Determine the number of lines in the data that include the word "JSON", and write only that number.

Data records:
::::
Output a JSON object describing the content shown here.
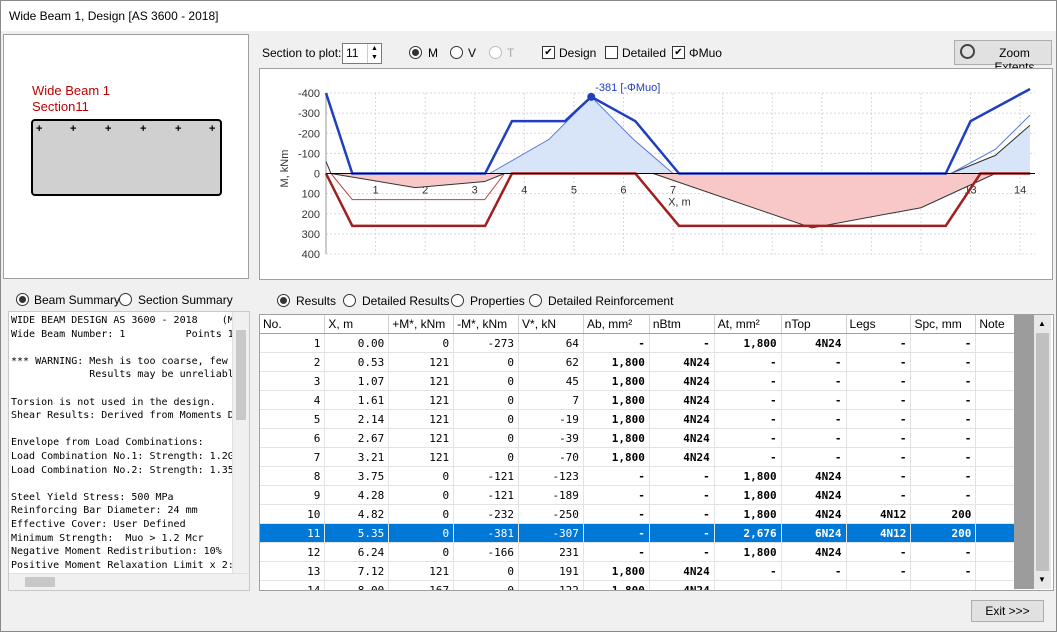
{
  "window": {
    "title": "Wide Beam 1, Design [AS 3600 - 2018]"
  },
  "section_view": {
    "label1": "Wide Beam 1",
    "label2": "Section11"
  },
  "toolbar": {
    "section_label": "Section to plot:",
    "section_value": "11",
    "radio_m": "M",
    "radio_v": "V",
    "radio_t": "T",
    "design": "Design",
    "detailed": "Detailed",
    "phimuo": "ΦMuo",
    "zoom": "Zoom Extents"
  },
  "chart": {
    "ylabel": "M, kNm",
    "xlabel": "X, m",
    "yticks": [
      "-400",
      "-300",
      "-200",
      "-100",
      "0",
      "100",
      "200",
      "300",
      "400"
    ],
    "xticks": [
      "1",
      "2",
      "3",
      "4",
      "5",
      "6",
      "7",
      "8",
      "9",
      "10",
      "11",
      "12",
      "13",
      "14"
    ],
    "annotation": "-381 [-ΦMuo]"
  },
  "chart_data": {
    "type": "line",
    "xlabel": "X, m",
    "ylabel": "M, kNm",
    "ylim": [
      400,
      -400
    ],
    "xlim": [
      0,
      14.3
    ],
    "series": [
      {
        "name": "-ΦMuo",
        "x": [
          0,
          0.53,
          3.21,
          3.75,
          4.82,
          5.35,
          6.24,
          7.12,
          12.5,
          13.0,
          14.2
        ],
        "y": [
          -400,
          0,
          0,
          -260,
          -260,
          -381,
          -260,
          0,
          0,
          -260,
          -420
        ]
      },
      {
        "name": "ΦMuo",
        "x": [
          0,
          0.53,
          3.21,
          3.75,
          6.24,
          7.12,
          12.5,
          13.2,
          14.2
        ],
        "y": [
          0,
          260,
          260,
          0,
          0,
          260,
          260,
          0,
          0
        ]
      }
    ],
    "annotation": "-381 [-ΦMuo]"
  },
  "summary_tabs": {
    "beam": "Beam Summary",
    "section": "Section Summary"
  },
  "summary_text": [
    "WIDE BEAM DESIGN AS 3600 - 2018    (Mx",
    "Wide Beam Number: 1          Points 1",
    "",
    "*** WARNING: Mesh is too coarse, few",
    "             Results may be unreliabl",
    "",
    "Torsion is not used in the design.",
    "Shear Results: Derived from Moments D",
    "",
    "Envelope from Load Combinations:",
    "Load Combination No.1: Strength: 1.2G",
    "Load Combination No.2: Strength: 1.35",
    "",
    "Steel Yield Stress: 500 MPa",
    "Reinforcing Bar Diameter: 24 mm",
    "Effective Cover: User Defined",
    "Minimum Strength:  Muo > 1.2 Mcr",
    "Negative Moment Redistribution: 10%",
    "Positive Moment Relaxation Limit x 2:",
    "Crack Control Without Direct Calculat"
  ],
  "result_tabs": {
    "results": "Results",
    "detailed": "Detailed Results",
    "properties": "Properties",
    "reinf": "Detailed Reinforcement"
  },
  "table": {
    "columns": [
      "No.",
      "X, m",
      "+M*, kNm",
      "-M*, kNm",
      "V*, kN",
      "Ab, mm²",
      "nBtm",
      "At, mm²",
      "nTop",
      "Legs",
      "Spc, mm",
      "Note"
    ],
    "rows": [
      [
        "1",
        "0.00",
        "0",
        "-273",
        "64",
        "-",
        "-",
        "1,800",
        "4N24",
        "-",
        "-",
        ""
      ],
      [
        "2",
        "0.53",
        "121",
        "0",
        "62",
        "1,800",
        "4N24",
        "-",
        "-",
        "-",
        "-",
        ""
      ],
      [
        "3",
        "1.07",
        "121",
        "0",
        "45",
        "1,800",
        "4N24",
        "-",
        "-",
        "-",
        "-",
        ""
      ],
      [
        "4",
        "1.61",
        "121",
        "0",
        "7",
        "1,800",
        "4N24",
        "-",
        "-",
        "-",
        "-",
        ""
      ],
      [
        "5",
        "2.14",
        "121",
        "0",
        "-19",
        "1,800",
        "4N24",
        "-",
        "-",
        "-",
        "-",
        ""
      ],
      [
        "6",
        "2.67",
        "121",
        "0",
        "-39",
        "1,800",
        "4N24",
        "-",
        "-",
        "-",
        "-",
        ""
      ],
      [
        "7",
        "3.21",
        "121",
        "0",
        "-70",
        "1,800",
        "4N24",
        "-",
        "-",
        "-",
        "-",
        ""
      ],
      [
        "8",
        "3.75",
        "0",
        "-121",
        "-123",
        "-",
        "-",
        "1,800",
        "4N24",
        "-",
        "-",
        ""
      ],
      [
        "9",
        "4.28",
        "0",
        "-121",
        "-189",
        "-",
        "-",
        "1,800",
        "4N24",
        "-",
        "-",
        ""
      ],
      [
        "10",
        "4.82",
        "0",
        "-232",
        "-250",
        "-",
        "-",
        "1,800",
        "4N24",
        "4N12",
        "200",
        ""
      ],
      [
        "11",
        "5.35",
        "0",
        "-381",
        "-307",
        "-",
        "-",
        "2,676",
        "6N24",
        "4N12",
        "200",
        ""
      ],
      [
        "12",
        "6.24",
        "0",
        "-166",
        "231",
        "-",
        "-",
        "1,800",
        "4N24",
        "-",
        "-",
        ""
      ],
      [
        "13",
        "7.12",
        "121",
        "0",
        "191",
        "1,800",
        "4N24",
        "-",
        "-",
        "-",
        "-",
        ""
      ],
      [
        "14",
        "8.00",
        "167",
        "0",
        "122",
        "1,800",
        "4N24",
        "-",
        "-",
        "-",
        "-",
        ""
      ]
    ]
  },
  "footer": {
    "exit": "Exit >>>"
  }
}
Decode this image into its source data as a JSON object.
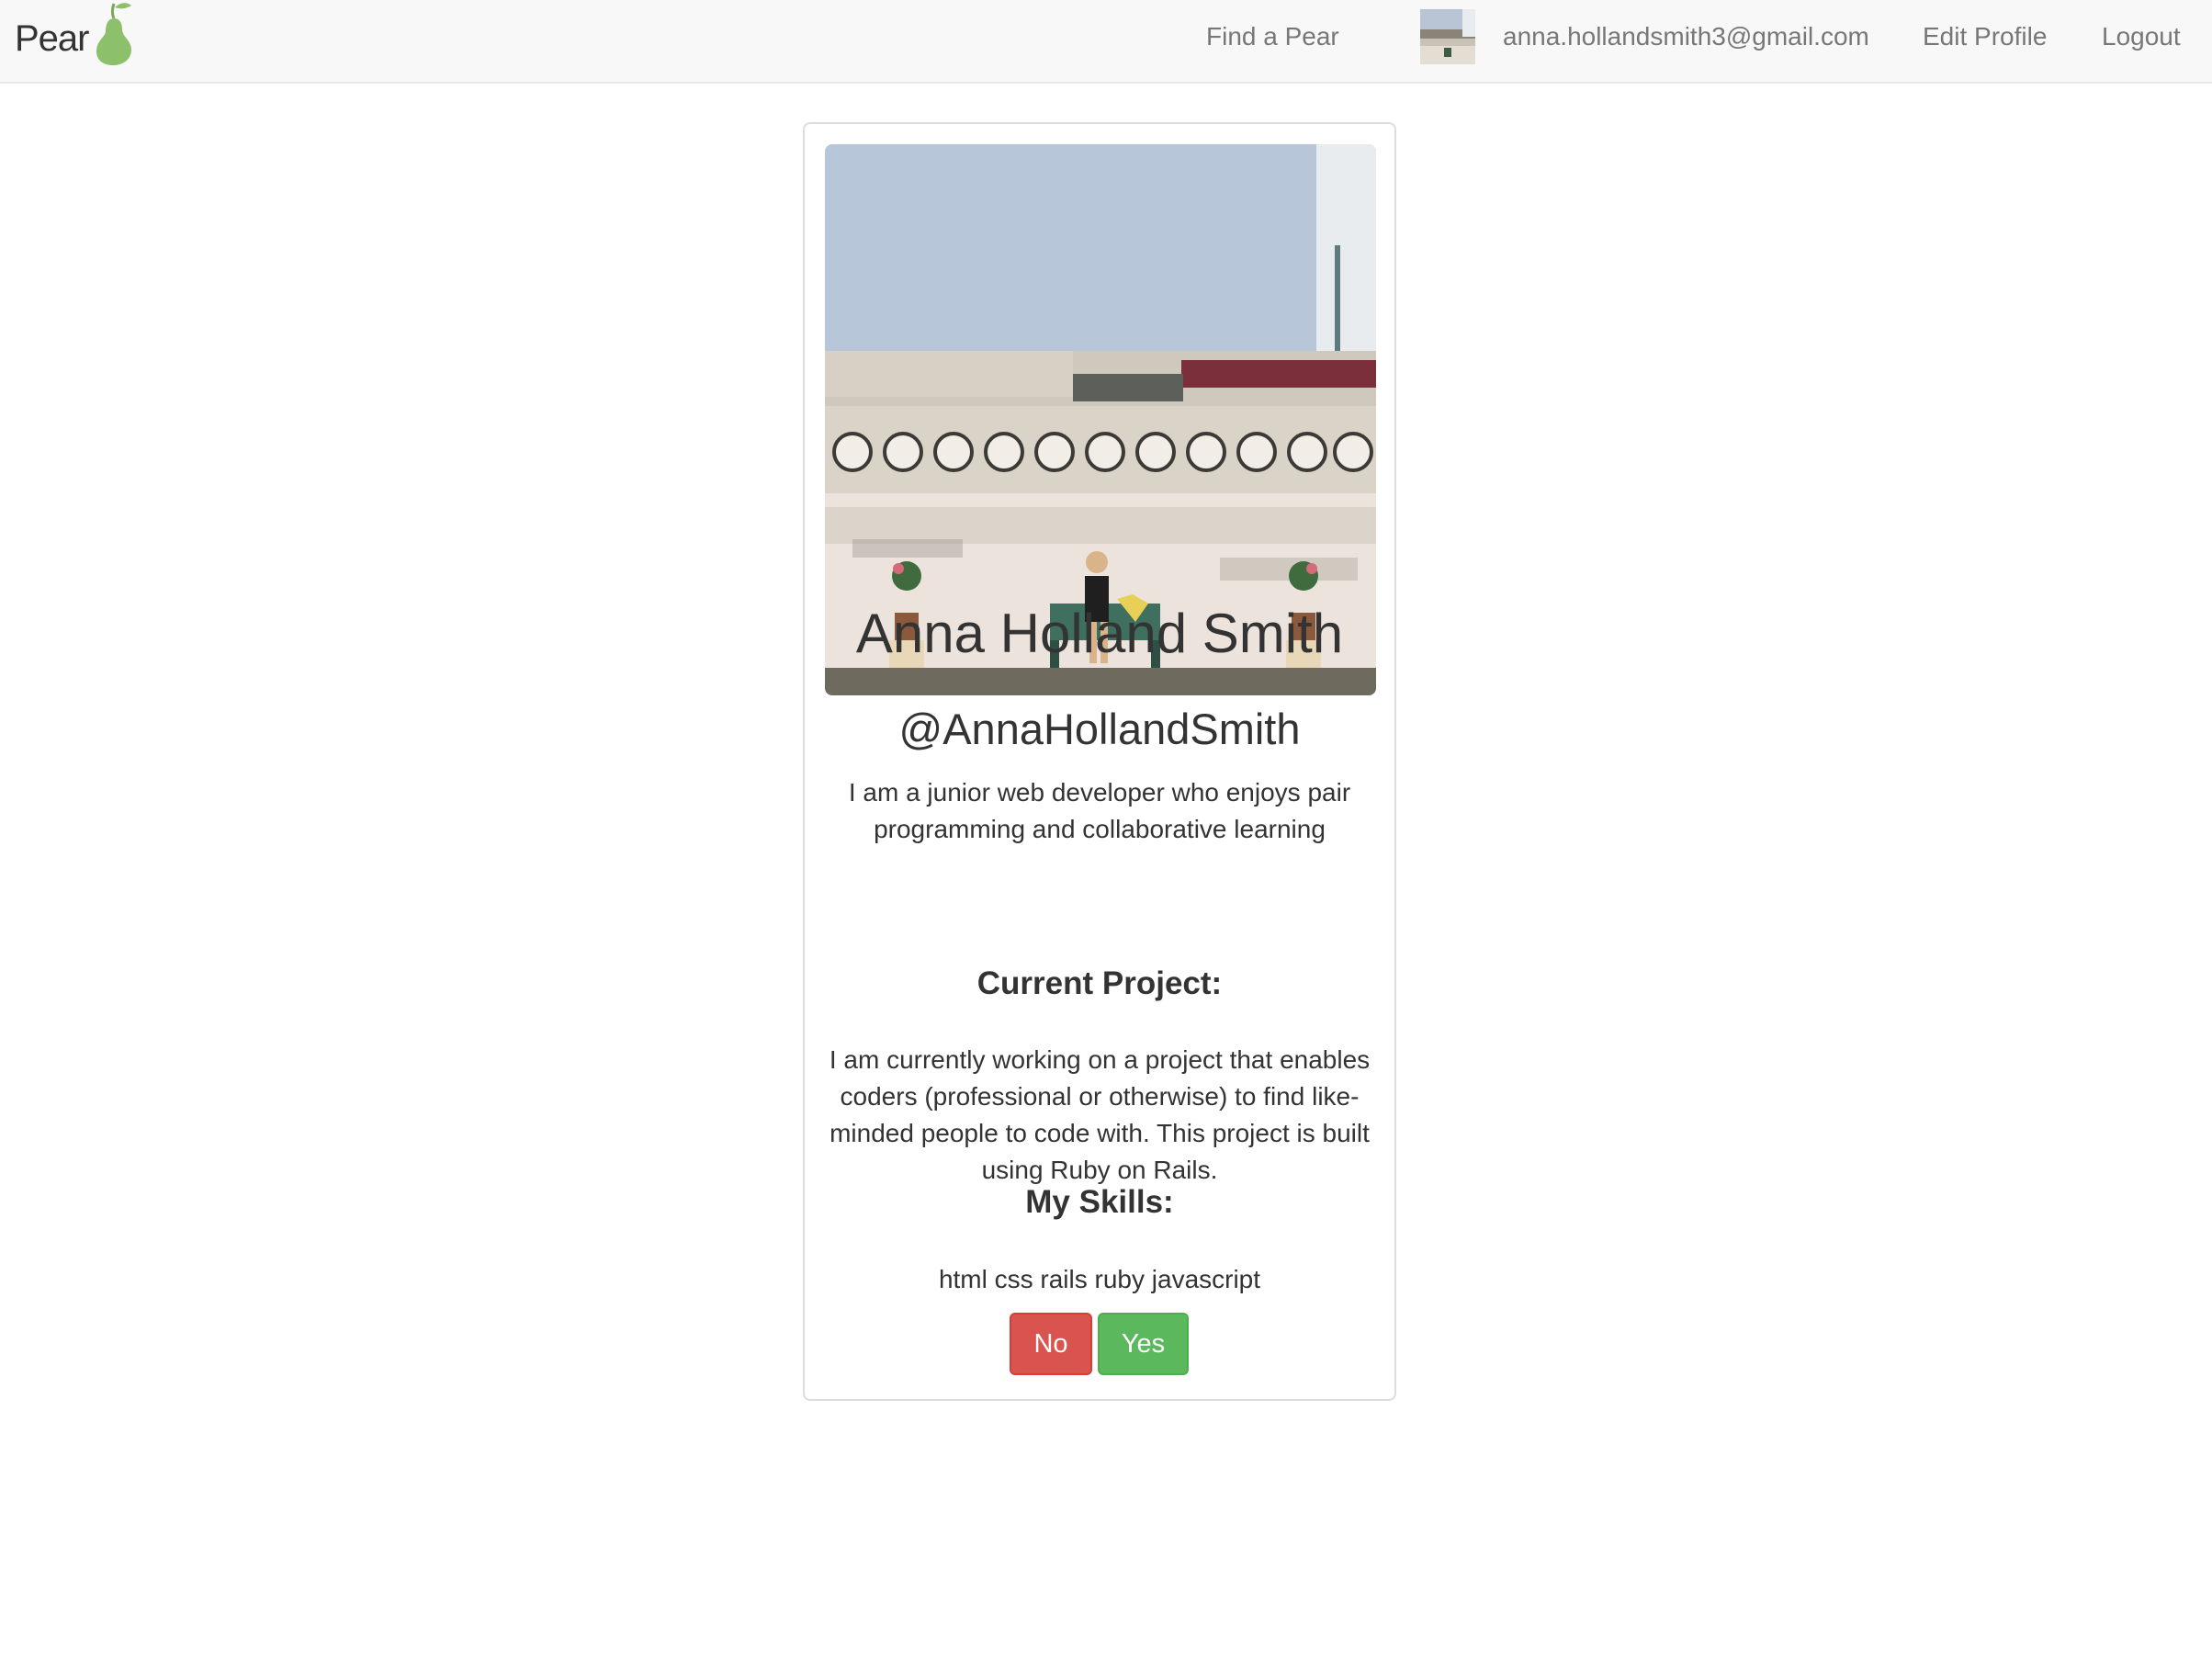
{
  "navbar": {
    "brand": "Pear",
    "links": {
      "find": "Find a Pear",
      "email": "anna.hollandsmith3@gmail.com",
      "edit": "Edit Profile",
      "logout": "Logout"
    },
    "avatar_icon": "user-avatar-thumbnail"
  },
  "profile": {
    "full_name": "Anna Holland Smith",
    "username": "@AnnaHollandSmith",
    "bio": "I am a junior web developer who enjoys pair programming and collaborative learning",
    "project_heading": "Current Project:",
    "project_text": "I am currently working on a project that enables coders (professional or otherwise) to find like-minded people to code with. This project is built using Ruby on Rails.",
    "skills_heading": "My Skills:",
    "skills": "html css rails ruby javascript",
    "photo_icon": "profile-photo"
  },
  "actions": {
    "no": "No",
    "yes": "Yes"
  },
  "colors": {
    "brand_green": "#8cc06b",
    "no_button": "#d9534f",
    "yes_button": "#5cb85c",
    "navbar_bg": "#f8f8f8"
  }
}
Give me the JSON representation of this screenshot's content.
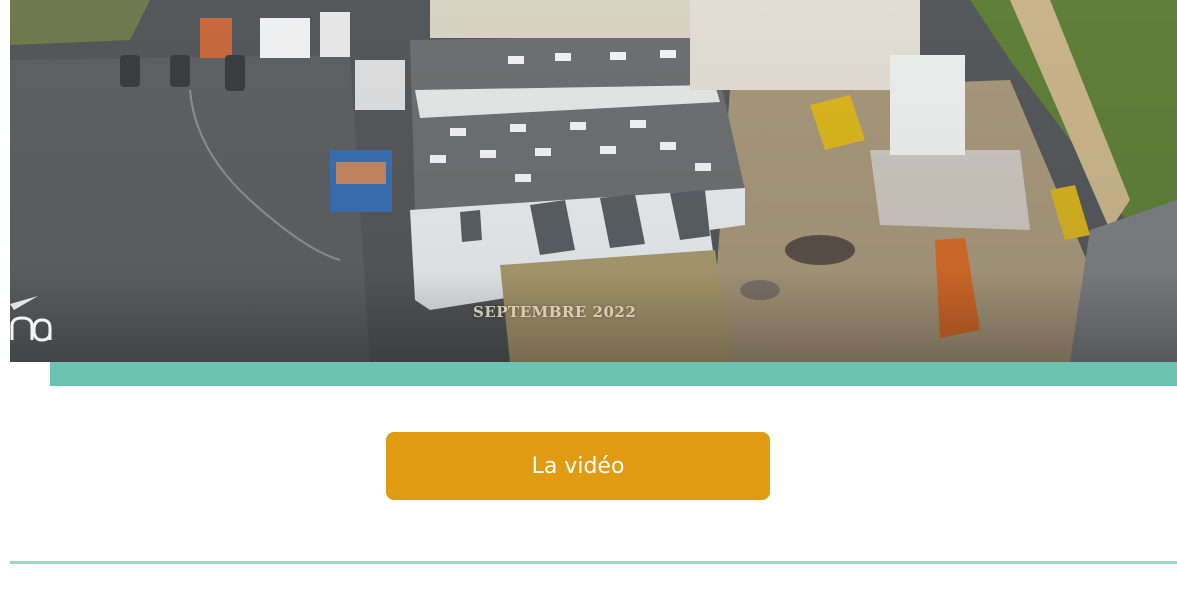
{
  "hero": {
    "caption": "SEPTEMBRE 2022"
  },
  "cta": {
    "label": "La vidéo"
  },
  "colors": {
    "teal": "#6cc3b1",
    "button": "#e09b12",
    "divider": "#9ed4c6"
  }
}
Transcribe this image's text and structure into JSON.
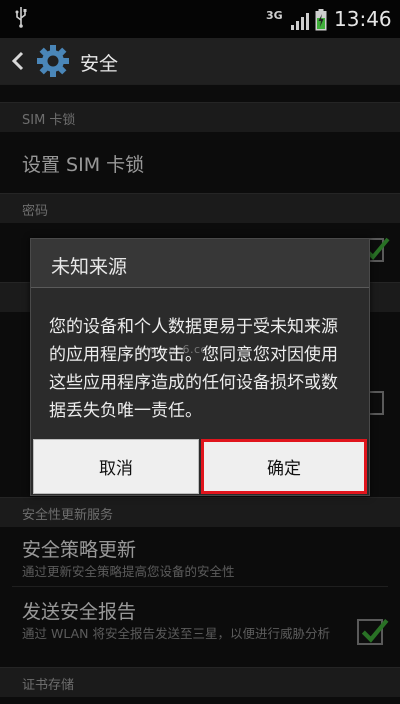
{
  "status_bar": {
    "network": "3G",
    "time": "13:46"
  },
  "action_bar": {
    "title": "安全"
  },
  "sections": {
    "sim_lock_header": "SIM 卡锁",
    "password_header": "密码",
    "security_update_header": "安全性更新服务",
    "credential_storage_header": "证书存储"
  },
  "items": {
    "setup_sim_lock": "设置 SIM 卡锁",
    "security_policy_update": {
      "title": "安全策略更新",
      "subtitle": "通过更新安全策略提高您设备的安全性"
    },
    "send_security_report": {
      "title": "发送安全报告",
      "subtitle": "通过 WLAN 将安全报告发送至三星，以便进行威胁分析"
    }
  },
  "dialog": {
    "title": "未知来源",
    "message": "您的设备和个人数据更易于受未知来源的应用程序的攻击。您同意您对因使用这些应用程序造成的任何设备损坏或数据丢失负唯一责任。",
    "cancel_label": "取消",
    "ok_label": "确定"
  },
  "watermark": "www.pc6.com",
  "colors": {
    "highlight": "#e0151d",
    "check_green": "#3fae3a"
  }
}
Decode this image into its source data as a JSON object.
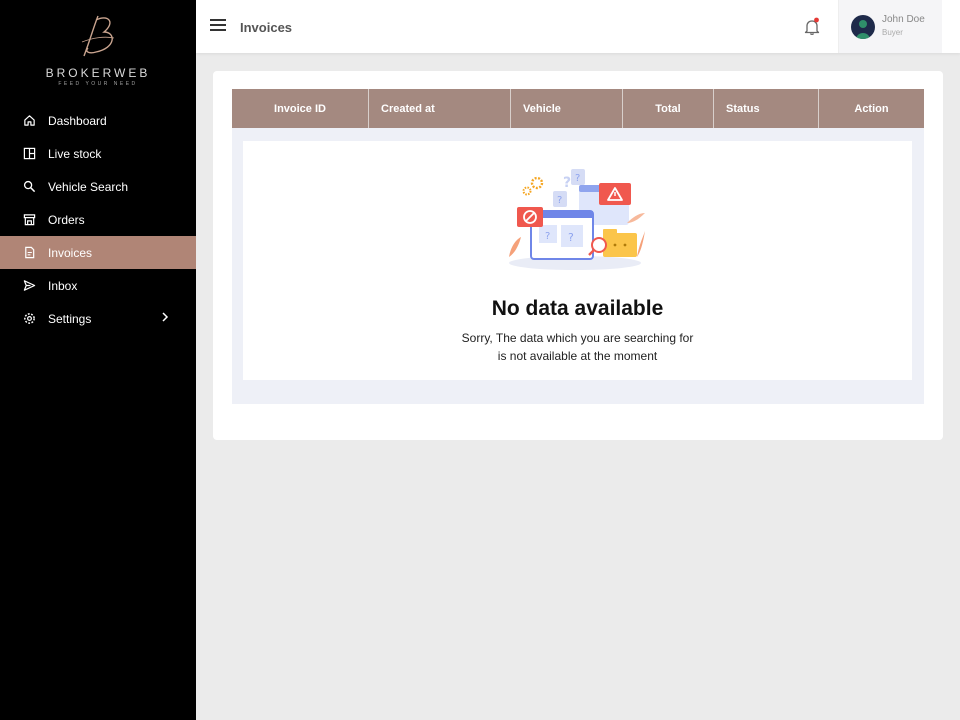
::::
# SOLVED PROBLEM
5